**What the task requires:** Present the data once more in exactly its original form.

**Extracted data:**
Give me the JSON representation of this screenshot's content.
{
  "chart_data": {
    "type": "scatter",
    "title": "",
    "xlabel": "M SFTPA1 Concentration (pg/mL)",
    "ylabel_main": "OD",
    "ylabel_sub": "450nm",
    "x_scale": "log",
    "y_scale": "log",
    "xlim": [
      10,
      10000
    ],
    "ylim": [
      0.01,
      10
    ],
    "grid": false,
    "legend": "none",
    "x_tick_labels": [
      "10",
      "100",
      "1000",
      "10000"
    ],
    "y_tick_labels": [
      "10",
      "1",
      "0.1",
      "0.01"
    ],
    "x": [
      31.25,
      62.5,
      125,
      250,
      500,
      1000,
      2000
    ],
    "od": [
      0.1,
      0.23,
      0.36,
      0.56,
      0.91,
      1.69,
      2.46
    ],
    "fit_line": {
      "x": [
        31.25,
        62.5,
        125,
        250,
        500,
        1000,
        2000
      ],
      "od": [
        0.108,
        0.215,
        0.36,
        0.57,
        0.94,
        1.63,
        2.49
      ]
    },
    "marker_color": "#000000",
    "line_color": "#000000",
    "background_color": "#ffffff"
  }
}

**Exercise response:**
Give me the JSON representation of this screenshot's content.
{
  "chart_data": {
    "type": "scatter",
    "title": "",
    "xlabel": "M SFTPA1 Concentration (pg/mL)",
    "ylabel_main": "OD",
    "ylabel_sub": "450nm",
    "x_scale": "log",
    "y_scale": "log",
    "xlim": [
      10,
      10000
    ],
    "ylim": [
      0.01,
      10
    ],
    "grid": false,
    "legend": "none",
    "x_tick_labels": [
      "10",
      "100",
      "1000",
      "10000"
    ],
    "y_tick_labels": [
      "10",
      "1",
      "0.1",
      "0.01"
    ],
    "x": [
      31.25,
      62.5,
      125,
      250,
      500,
      1000,
      2000
    ],
    "od": [
      0.1,
      0.23,
      0.36,
      0.56,
      0.91,
      1.69,
      2.46
    ],
    "fit_line": {
      "x": [
        31.25,
        62.5,
        125,
        250,
        500,
        1000,
        2000
      ],
      "od": [
        0.108,
        0.215,
        0.36,
        0.57,
        0.94,
        1.63,
        2.49
      ]
    },
    "marker_color": "#000000",
    "line_color": "#000000",
    "background_color": "#ffffff"
  }
}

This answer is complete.